* [What is required] Would you return the complete listing below word for word?

(Collection entries)
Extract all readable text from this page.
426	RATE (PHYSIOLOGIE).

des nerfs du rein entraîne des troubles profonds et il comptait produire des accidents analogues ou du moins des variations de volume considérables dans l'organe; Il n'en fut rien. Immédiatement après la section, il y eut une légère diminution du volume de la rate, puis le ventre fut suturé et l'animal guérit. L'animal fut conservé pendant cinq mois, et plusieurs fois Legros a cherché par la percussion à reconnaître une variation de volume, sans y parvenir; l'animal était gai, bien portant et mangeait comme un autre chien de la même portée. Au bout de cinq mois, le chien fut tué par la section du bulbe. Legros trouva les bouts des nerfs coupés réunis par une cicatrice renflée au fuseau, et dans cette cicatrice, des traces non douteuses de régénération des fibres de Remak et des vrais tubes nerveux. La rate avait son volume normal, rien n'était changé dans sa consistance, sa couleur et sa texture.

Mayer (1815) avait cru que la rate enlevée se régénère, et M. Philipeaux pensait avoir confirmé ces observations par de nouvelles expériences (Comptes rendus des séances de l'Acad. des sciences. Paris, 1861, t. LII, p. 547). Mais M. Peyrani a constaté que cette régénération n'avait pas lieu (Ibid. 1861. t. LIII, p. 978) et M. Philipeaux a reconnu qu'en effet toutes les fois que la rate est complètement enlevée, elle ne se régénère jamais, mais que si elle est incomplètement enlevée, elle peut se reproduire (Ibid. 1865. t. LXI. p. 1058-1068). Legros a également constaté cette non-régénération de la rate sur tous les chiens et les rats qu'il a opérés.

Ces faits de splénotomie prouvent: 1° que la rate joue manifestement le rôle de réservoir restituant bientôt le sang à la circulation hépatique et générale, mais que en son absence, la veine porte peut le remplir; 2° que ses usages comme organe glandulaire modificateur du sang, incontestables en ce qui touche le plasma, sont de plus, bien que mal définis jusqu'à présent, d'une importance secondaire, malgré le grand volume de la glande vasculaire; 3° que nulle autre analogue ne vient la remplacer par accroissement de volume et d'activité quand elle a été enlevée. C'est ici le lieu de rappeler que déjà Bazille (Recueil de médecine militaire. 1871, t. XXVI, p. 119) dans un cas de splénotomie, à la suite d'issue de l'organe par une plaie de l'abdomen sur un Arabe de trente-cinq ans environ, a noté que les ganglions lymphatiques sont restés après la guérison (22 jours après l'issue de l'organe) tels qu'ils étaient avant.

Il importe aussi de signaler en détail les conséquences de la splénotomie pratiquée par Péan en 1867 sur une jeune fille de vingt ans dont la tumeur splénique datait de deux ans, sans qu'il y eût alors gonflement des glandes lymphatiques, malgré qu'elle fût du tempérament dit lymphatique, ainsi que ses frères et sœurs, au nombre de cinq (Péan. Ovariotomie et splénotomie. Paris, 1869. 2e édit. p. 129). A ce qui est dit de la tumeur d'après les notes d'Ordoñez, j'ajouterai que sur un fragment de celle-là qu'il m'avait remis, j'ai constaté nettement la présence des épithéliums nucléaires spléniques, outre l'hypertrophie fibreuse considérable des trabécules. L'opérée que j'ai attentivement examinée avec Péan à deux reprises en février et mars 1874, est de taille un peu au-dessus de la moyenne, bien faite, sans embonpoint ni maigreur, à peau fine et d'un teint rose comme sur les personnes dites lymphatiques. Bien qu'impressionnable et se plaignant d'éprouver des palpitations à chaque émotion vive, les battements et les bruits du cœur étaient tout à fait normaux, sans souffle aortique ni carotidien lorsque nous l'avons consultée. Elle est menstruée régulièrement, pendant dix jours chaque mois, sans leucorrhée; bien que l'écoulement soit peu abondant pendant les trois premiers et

* [Final answer]
Extract all readable text from this page.
426	RATE (PHYSIOLOGIE).

des nerfs du rein entraîne des troubles profonds et il comptait produire des accidents analogues ou du moins des variations de volume considérables dans l'organe; Il n'en fut rien. Immédiatement après la section, il y eut une légère diminution du volume de la rate, puis le ventre fut suturé et l'animal guérit. L'animal fut conservé pendant cinq mois, et plusieurs fois Legros a cherché par la percussion à reconnaître une variation de volume, sans y parvenir; l'animal était gai, bien portant et mangeait comme un autre chien de la même portée. Au bout de cinq mois, le chien fut tué par la section du bulbe. Legros trouva les bouts des nerfs coupés réunis par une cicatrice renflée au fuseau, et dans cette cicatrice, des traces non douteuses de régénération des fibres de Remak et des vrais tubes nerveux. La rate avait son volume normal, rien n'était changé dans sa consistance, sa couleur et sa texture.

Mayer (1815) avait cru que la rate enlevée se régénère, et M. Philipeaux pensait avoir confirmé ces observations par de nouvelles expériences (Comptes rendus des séances de l'Acad. des sciences. Paris, 1861, t. LII, p. 547). Mais M. Peyrani a constaté que cette régénération n'avait pas lieu (Ibid. 1861. t. LIII, p. 978) et M. Philipeaux a reconnu qu'en effet toutes les fois que la rate est complètement enlevée, elle ne se régénère jamais, mais que si elle est incomplètement enlevée, elle peut se reproduire (Ibid. 1865. t. LXI. p. 1058-1068). Legros a également constaté cette non-régénération de la rate sur tous les chiens et les rats qu'il a opérés.

Ces faits de splénotomie prouvent: 1° que la rate joue manifestement le rôle de réservoir restituant bientôt le sang à la circulation hépatique et générale, mais que en son absence, la veine porte peut le remplir; 2° que ses usages comme organe glandulaire modificateur du sang, incontestables en ce qui touche le plasma, sont de plus, bien que mal définis jusqu'à présent, d'une importance secondaire, malgré le grand volume de la glande vasculaire; 3° que nulle autre analogue ne vient la remplacer par accroissement de volume et d'activité quand elle a été enlevée. C'est ici le lieu de rappeler que déjà Bazille (Recueil de médecine militaire. 1871, t. XXVI, p. 119) dans un cas de splénotomie, à la suite d'issue de l'organe par une plaie de l'abdomen sur un Arabe de trente-cinq ans environ, a noté que les ganglions lymphatiques sont restés après la guérison (22 jours après l'issue de l'organe) tels qu'ils étaient avant.

Il importe aussi de signaler en détail les conséquences de la splénotomie pratiquée par Péan en 1867 sur une jeune fille de vingt ans dont la tumeur splénique datait de deux ans, sans qu'il y eût alors gonflement des glandes lymphatiques, malgré qu'elle fût du tempérament dit lymphatique, ainsi que ses frères et sœurs, au nombre de cinq (Péan. Ovariotomie et splénotomie. Paris, 1869. 2e édit. p. 129). A ce qui est dit de la tumeur d'après les notes d'Ordoñez, j'ajouterai que sur un fragment de celle-là qu'il m'avait remis, j'ai constaté nettement la présence des épithéliums nucléaires spléniques, outre l'hypertrophie fibreuse considérable des trabécules. L'opérée que j'ai attentivement examinée avec Péan à deux reprises en février et mars 1874, est de taille un peu au-dessus de la moyenne, bien faite, sans embonpoint ni maigreur, à peau fine et d'un teint rose comme sur les personnes dites lymphatiques. Bien qu'impressionnable et se plaignant d'éprouver des palpitations à chaque émotion vive, les battements et les bruits du cœur étaient tout à fait normaux, sans souffle aortique ni carotidien lorsque nous l'avons consultée. Elle est menstruée régulièrement, pendant dix jours chaque mois, sans leucorrhée; bien que l'écoulement soit peu abondant pendant les trois premiers et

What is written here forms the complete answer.